読解用本文
研究課題
本研究は、1.タンパク質の適応進化の推定、2.集団遺伝と系統地理、3.遺伝-子型-表現型関連解析を3つの柱として、急速に充実してきている時空間情報を利用した統計遺伝学モデルを開発することを目的とした。本年度は、以下のように研究を遂行した。1.タンパク質進化:ωの時空間分布モデルの開発初年度において、立体構造上のωの事前分布として拡張イジングモデルを導入し、アミノ酸配列の尤度に組み込むことにより、多様化圧のかかる領域を階層ベイズで推定する方法を開発した。本年度は系統樹の枝間の分布を導入することにより、多様化圧の領域の時間変動を推定する手法の開発を目指した。計算時間上の制約は残るが、モデルは完成した。2.メタゲノム解析による古細菌群集のβ多様性マップ下北半島沖の海底地層8層から採られた古細菌群集の16SrRNAデータ(各層約1000配列)に加え、NCBIに登録されている群集配列データ(213群集、9529配列)を分析した。群集間平均進化距離により世界の群集の関連性を調査したところ、群集の組成は地理的な距離、地質年代の違いよりも棲息環境を反映していることが読み取れた。3.遺伝子型/表現型/遺伝子発現のグラフィカルモデリング疾患やストレス応答など表現型の変異と、遺伝子発現、調節因子の遺伝子型の間の複雑な関連をグラフィカルモデリングで表現し、各因子の直接効果、間接効果を推定する方法の開発に着手した。遺伝アルゴリズムにより、超多次元空間からデータに適合するグラフを推定精度とともに求めることを目指している。さらに、β尤度法から派生するβ重み分布を予測分布と対比することにより、統計的に発現プロファイルの異常値を検出し、モデル診断を行う方法を開発した。
2: おおむね順調に進展している
研究目的の3本柱の1については、拡張イジングモデルによるインフルエンザHAにかかる多様化圧の領域推定を行い、現在領域の時間変動を取り入れたモデルの開発に取り組んでいる。2については、飛び石モデルとABCによるマラリア伝搬速度の推定を行い、メタゲノム解析による古細菌群集のβ多様性マップを構築した。また、3については、スキャン統計により遺伝子ネットワークにおける稀な疾患関連コピー数多型の集積性を検出し、遺伝子型/表現型/遺伝子発現のグラフィカルモデリングを進めている。すでに成果の一部が論文として刊行されている。
古細菌群集のメタゲノム解析と遺伝子型/表現型/遺伝子発現のグラフィカルモデリングなど、当初計画を超えて研究の幅を広げてきている。平成23年度は本研究の最終年度になるため、これらも含め、進行中のプロジェクトを完成させ、成果のとりまとめに重心をおく。

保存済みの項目
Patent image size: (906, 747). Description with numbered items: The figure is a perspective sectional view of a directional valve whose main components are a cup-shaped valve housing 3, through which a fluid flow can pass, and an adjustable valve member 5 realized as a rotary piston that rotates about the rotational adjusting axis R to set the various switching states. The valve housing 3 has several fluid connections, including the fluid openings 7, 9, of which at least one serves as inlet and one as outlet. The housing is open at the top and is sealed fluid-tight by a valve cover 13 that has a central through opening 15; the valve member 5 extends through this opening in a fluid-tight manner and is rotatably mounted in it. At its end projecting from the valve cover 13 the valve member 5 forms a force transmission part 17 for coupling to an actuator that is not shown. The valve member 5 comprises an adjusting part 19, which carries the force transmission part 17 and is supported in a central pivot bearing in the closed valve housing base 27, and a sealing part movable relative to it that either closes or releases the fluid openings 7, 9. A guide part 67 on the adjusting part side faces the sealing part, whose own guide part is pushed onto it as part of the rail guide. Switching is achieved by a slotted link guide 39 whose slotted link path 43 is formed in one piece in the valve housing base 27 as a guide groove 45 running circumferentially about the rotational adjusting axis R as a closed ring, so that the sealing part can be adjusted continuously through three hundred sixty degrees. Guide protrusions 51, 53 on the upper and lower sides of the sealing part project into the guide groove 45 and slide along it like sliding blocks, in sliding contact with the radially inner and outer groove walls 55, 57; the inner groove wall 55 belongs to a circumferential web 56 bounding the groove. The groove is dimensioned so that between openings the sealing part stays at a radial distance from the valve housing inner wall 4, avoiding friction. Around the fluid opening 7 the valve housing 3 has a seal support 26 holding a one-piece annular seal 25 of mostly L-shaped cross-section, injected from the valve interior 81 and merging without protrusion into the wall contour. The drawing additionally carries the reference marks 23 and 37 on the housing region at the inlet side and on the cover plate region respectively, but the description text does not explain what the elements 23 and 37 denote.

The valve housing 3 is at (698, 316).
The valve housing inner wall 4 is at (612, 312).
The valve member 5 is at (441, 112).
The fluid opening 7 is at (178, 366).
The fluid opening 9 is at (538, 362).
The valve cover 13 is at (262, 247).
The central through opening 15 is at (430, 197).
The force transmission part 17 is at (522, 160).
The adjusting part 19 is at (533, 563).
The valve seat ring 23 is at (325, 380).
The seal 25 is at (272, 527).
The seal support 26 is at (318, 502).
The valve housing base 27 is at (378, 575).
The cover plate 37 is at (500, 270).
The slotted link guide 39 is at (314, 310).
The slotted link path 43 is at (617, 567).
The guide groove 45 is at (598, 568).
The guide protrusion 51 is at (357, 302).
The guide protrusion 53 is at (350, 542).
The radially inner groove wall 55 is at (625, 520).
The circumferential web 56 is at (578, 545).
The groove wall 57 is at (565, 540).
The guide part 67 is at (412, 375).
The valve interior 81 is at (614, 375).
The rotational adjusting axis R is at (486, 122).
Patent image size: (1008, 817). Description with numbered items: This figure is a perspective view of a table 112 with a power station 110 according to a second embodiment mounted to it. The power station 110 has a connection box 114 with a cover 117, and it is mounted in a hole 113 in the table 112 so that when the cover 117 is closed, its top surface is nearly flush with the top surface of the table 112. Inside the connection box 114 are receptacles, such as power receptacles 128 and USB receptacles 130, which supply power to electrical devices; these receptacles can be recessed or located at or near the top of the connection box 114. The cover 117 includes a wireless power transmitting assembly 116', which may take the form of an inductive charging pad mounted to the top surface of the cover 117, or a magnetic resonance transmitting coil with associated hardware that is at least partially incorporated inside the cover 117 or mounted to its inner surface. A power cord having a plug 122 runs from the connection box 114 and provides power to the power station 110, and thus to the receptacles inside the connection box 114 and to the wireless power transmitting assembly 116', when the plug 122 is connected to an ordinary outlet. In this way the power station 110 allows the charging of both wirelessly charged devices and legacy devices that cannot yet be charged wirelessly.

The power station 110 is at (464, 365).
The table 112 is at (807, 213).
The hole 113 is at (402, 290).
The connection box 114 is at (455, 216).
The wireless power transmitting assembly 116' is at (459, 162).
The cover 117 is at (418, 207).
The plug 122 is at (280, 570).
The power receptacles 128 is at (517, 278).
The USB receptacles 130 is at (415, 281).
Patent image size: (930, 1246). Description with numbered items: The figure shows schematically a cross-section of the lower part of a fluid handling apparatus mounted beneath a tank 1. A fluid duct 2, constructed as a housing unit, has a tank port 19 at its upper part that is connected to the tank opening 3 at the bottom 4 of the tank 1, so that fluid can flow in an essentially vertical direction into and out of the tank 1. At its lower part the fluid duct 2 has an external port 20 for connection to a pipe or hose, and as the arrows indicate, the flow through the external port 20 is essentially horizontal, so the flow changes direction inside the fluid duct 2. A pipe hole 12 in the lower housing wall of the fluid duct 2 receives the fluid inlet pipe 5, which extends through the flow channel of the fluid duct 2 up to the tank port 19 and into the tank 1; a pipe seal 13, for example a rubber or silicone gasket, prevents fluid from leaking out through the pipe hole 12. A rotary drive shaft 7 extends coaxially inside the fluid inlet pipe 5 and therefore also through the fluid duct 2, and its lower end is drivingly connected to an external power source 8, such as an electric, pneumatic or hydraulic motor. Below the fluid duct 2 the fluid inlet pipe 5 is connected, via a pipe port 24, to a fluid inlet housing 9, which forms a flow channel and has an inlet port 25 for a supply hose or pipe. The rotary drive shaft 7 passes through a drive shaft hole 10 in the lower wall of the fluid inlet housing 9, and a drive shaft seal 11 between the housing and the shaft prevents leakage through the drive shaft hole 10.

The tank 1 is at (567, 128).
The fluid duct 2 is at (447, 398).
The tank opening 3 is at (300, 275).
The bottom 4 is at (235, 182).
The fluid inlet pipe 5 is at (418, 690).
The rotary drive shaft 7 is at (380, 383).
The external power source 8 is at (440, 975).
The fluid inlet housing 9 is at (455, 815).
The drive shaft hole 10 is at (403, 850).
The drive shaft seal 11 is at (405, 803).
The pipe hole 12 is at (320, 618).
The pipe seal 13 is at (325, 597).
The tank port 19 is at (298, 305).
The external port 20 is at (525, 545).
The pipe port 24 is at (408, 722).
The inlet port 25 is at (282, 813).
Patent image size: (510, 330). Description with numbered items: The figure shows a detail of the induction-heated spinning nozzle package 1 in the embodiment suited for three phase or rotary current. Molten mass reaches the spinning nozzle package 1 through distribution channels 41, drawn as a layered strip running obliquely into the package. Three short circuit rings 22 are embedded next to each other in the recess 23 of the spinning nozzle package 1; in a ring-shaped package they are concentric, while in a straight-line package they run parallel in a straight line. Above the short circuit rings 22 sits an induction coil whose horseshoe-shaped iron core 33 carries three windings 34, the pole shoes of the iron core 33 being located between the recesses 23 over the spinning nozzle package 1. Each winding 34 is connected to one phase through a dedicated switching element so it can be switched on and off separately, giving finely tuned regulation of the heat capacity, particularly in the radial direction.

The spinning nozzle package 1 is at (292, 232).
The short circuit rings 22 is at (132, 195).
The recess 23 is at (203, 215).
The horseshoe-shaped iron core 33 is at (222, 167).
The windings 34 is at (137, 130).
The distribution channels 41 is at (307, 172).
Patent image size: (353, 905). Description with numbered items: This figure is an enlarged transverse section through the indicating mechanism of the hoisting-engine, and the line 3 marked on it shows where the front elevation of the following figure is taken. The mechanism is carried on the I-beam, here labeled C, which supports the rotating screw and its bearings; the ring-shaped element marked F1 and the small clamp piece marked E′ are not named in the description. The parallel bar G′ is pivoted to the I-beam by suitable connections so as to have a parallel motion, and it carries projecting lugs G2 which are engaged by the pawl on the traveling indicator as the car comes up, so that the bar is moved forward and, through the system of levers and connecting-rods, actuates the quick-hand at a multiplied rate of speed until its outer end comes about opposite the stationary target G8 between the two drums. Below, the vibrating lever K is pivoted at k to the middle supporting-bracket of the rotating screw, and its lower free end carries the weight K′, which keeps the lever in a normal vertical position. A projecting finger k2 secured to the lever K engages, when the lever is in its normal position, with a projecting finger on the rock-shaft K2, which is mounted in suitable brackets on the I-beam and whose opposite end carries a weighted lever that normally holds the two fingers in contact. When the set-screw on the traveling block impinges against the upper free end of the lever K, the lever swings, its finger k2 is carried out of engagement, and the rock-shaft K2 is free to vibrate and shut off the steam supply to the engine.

取り組む課題
1: 本文によると、NCBIに登録されている群集配列データはいくつの群集と配列から成っていましたか。
2: 本文の「2: おおむね順調に進展している」から「が論文として刊行されている。」までのすべてを、一字一句そのまま書き写してください。

課題の解答
1: 213群集、9529配列です。

2:
2: おおむね順調に進展している
研究目的の3本柱の1については、拡張イジングモデルによるインフルエンザHAにかかる多様化圧の領域推定を行い、現在領域の時間変動を取り入れたモデルの開発に取り組んでいる。2については、飛び石モデルとABCによるマラリア伝搬速度の推定を行い、メタゲノム解析による古細菌群集のβ多様性マップを構築した。また、3については、スキャン統計により遺伝子ネットワークにおける稀な疾患関連コピー数多型の集積性を検出し、遺伝子型/表現型/遺伝子発現のグラフィカルモデリングを進めている。すでに成果の一部が論文として刊行されている。